Stored items from a collection:
━━━━━━━━━━━━━━━━

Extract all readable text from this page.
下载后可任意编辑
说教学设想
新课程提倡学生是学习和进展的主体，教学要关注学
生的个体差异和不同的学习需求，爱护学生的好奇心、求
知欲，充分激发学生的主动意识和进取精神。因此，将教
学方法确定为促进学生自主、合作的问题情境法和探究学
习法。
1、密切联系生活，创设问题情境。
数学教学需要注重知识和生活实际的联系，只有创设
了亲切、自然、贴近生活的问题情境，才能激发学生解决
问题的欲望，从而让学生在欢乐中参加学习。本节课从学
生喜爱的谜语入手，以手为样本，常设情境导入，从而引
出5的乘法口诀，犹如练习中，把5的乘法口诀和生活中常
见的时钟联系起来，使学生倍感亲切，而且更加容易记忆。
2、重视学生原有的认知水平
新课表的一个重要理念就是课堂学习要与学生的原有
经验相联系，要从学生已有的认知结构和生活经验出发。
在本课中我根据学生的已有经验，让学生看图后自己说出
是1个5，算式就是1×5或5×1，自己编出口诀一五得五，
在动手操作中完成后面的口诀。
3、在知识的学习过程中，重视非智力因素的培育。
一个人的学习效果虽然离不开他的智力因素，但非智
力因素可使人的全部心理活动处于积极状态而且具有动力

━━━━━━━━━━━━━━━━

■ **Task statement**:
Copy all the entries verbatim.

■ **Solution to the exercise**:
Extract all readable text from this page.
下载后可任意编辑
说教学设想
新课程提倡学生是学习和进展的主体，教学要关注学
生的个体差异和不同的学习需求，爱护学生的好奇心、求
知欲，充分激发学生的主动意识和进取精神。因此，将教
学方法确定为促进学生自主、合作的问题情境法和探究学
习法。
1、密切联系生活，创设问题情境。
数学教学需要注重知识和生活实际的联系，只有创设
了亲切、自然、贴近生活的问题情境，才能激发学生解决
问题的欲望，从而让学生在欢乐中参加学习。本节课从学
生喜爱的谜语入手，以手为样本，常设情境导入，从而引
出5的乘法口诀，犹如练习中，把5的乘法口诀和生活中常
见的时钟联系起来，使学生倍感亲切，而且更加容易记忆。
2、重视学生原有的认知水平
新课表的一个重要理念就是课堂学习要与学生的原有
经验相联系，要从学生已有的认知结构和生活经验出发。
在本课中我根据学生的已有经验，让学生看图后自己说出
是1个5，算式就是1×5或5×1，自己编出口诀一五得五，
在动手操作中完成后面的口诀。
3、在知识的学习过程中，重视非智力因素的培育。
一个人的学习效果虽然离不开他的智力因素，但非智
力因素可使人的全部心理活动处于积极状态而且具有动力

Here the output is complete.